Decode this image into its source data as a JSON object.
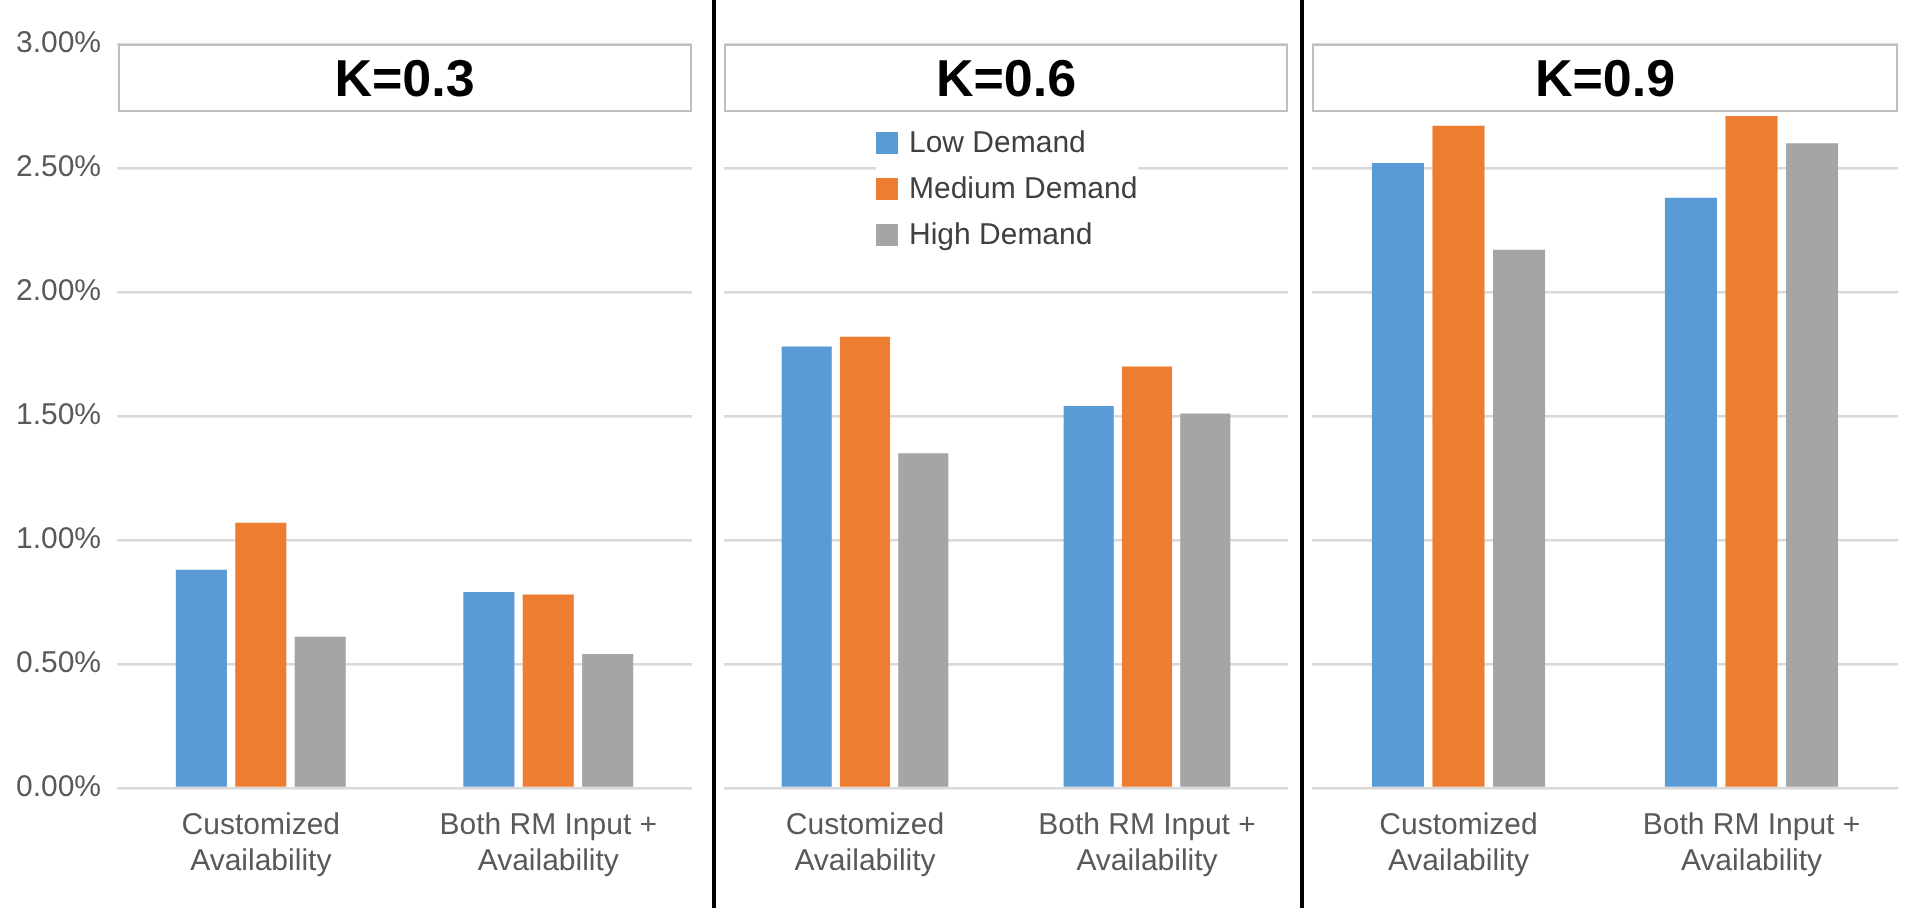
{
  "chart_data": [
    {
      "type": "bar",
      "title": "K=0.3",
      "categories": [
        "Customized Availability",
        "Both RM Input + Availability"
      ],
      "series": [
        {
          "color": "#5b9bd5",
          "values": [
            0.88,
            0.79
          ]
        },
        {
          "color": "#ed7d31",
          "values": [
            1.07,
            0.78
          ]
        },
        {
          "color": "#a5a5a5",
          "values": [
            0.61,
            0.54
          ]
        }
      ],
      "ylim": [
        0,
        3
      ],
      "yticks": [
        {
          "value": 0,
          "label": "0.00%"
        },
        {
          "value": 0.5,
          "label": "0.50%"
        },
        {
          "value": 1,
          "label": "1.00%"
        },
        {
          "value": 1.5,
          "label": "1.50%"
        },
        {
          "value": 2,
          "label": "2.00%"
        },
        {
          "value": 2.5,
          "label": "2.50%"
        },
        {
          "value": 3,
          "label": "3.00%"
        }
      ],
      "grid": "y"
    },
    {
      "type": "bar",
      "title": "K=0.6",
      "categories": [
        "Customized Availability",
        "Both RM Input + Availability"
      ],
      "series": [
        {
          "name": "Low Demand",
          "color": "#5b9bd5",
          "values": [
            1.78,
            1.54
          ]
        },
        {
          "name": "Medium Demand",
          "color": "#ed7d31",
          "values": [
            1.82,
            1.7
          ]
        },
        {
          "name": "High Demand",
          "color": "#a5a5a5",
          "values": [
            1.35,
            1.51
          ]
        }
      ],
      "ylim": [
        0,
        3
      ],
      "yticks": [
        0,
        0.5,
        1,
        1.5,
        2,
        2.5,
        3
      ],
      "grid": "y",
      "legend": "top",
      "tick_labels": "x"
    },
    {
      "type": "bar",
      "title": "K=0.9",
      "categories": [
        "Customized Availability",
        "Both RM Input + Availability"
      ],
      "series": [
        {
          "color": "#5b9bd5",
          "values": [
            2.52,
            2.38
          ]
        },
        {
          "color": "#ed7d31",
          "values": [
            2.67,
            2.71
          ]
        },
        {
          "color": "#a5a5a5",
          "values": [
            2.17,
            2.6
          ]
        }
      ],
      "ylim": [
        0,
        3
      ],
      "yticks": [
        0,
        0.5,
        1,
        1.5,
        2,
        2.5,
        3
      ],
      "grid": "y",
      "tick_labels": "x"
    }
  ]
}
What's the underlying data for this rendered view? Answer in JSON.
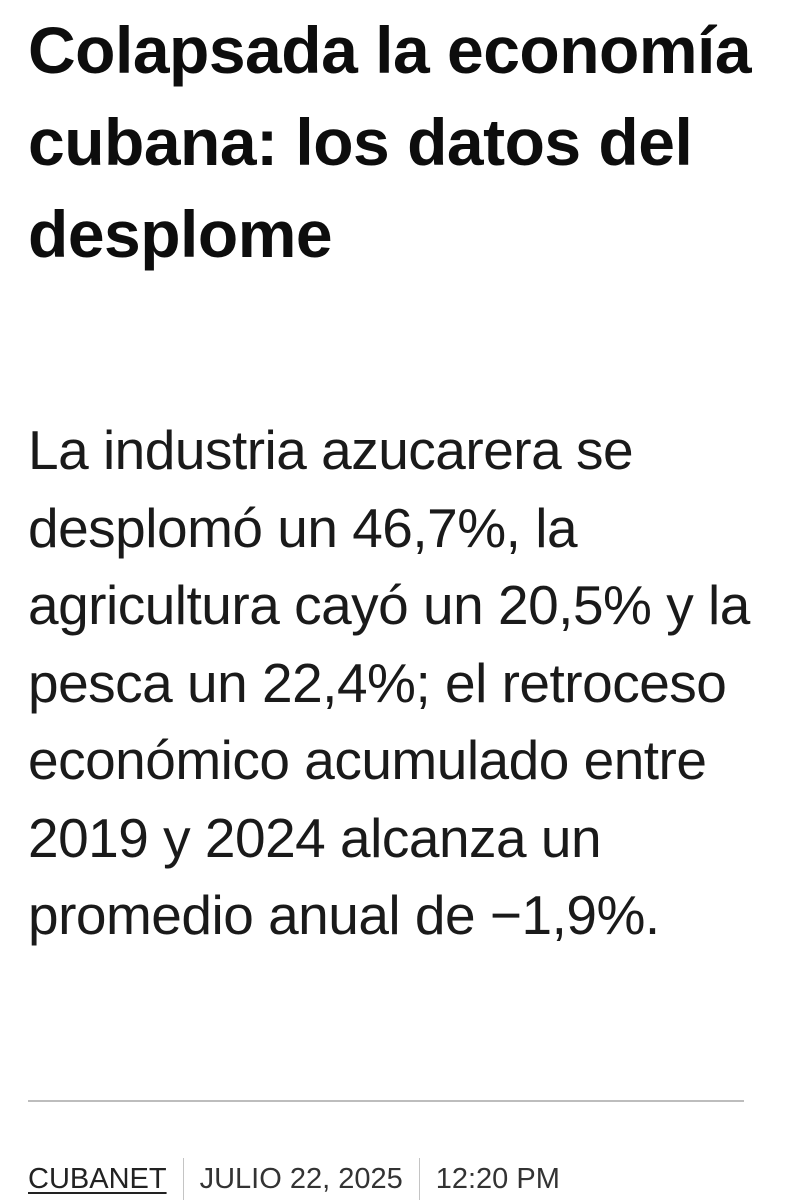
{
  "article": {
    "headline": "Colapsada la economía cubana: los datos del desplome",
    "summary": "La industria azucarera se desplomó un 46,7%, la agricultura cayó un 20,5% y la pesca un 22,4%; el retroceso económico acumulado entre 2019 y 2024 alcanza un promedio anual de −1,9%."
  },
  "meta": {
    "source": "CUBANET",
    "date": "JULIO 22, 2025",
    "time": "12:20 PM"
  }
}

- **Task requirements**: Write out exactly the lines from the one that contains "What's the underlying" through the last line of the data above, both included. Leave every picture out.

- **Solution to this task**:
What's the underlying data for this rendered view? Answer in JSON.
{
  "article": {
    "headline": "Colapsada la economía cubana: los datos del desplome",
    "summary": "La industria azucarera se desplomó un 46,7%, la agricultura cayó un 20,5% y la pesca un 22,4%; el retroceso económico acumulado entre 2019 y 2024 alcanza un promedio anual de −1,9%."
  },
  "meta": {
    "source": "CUBANET",
    "date": "JULIO 22, 2025",
    "time": "12:20 PM"
  }
}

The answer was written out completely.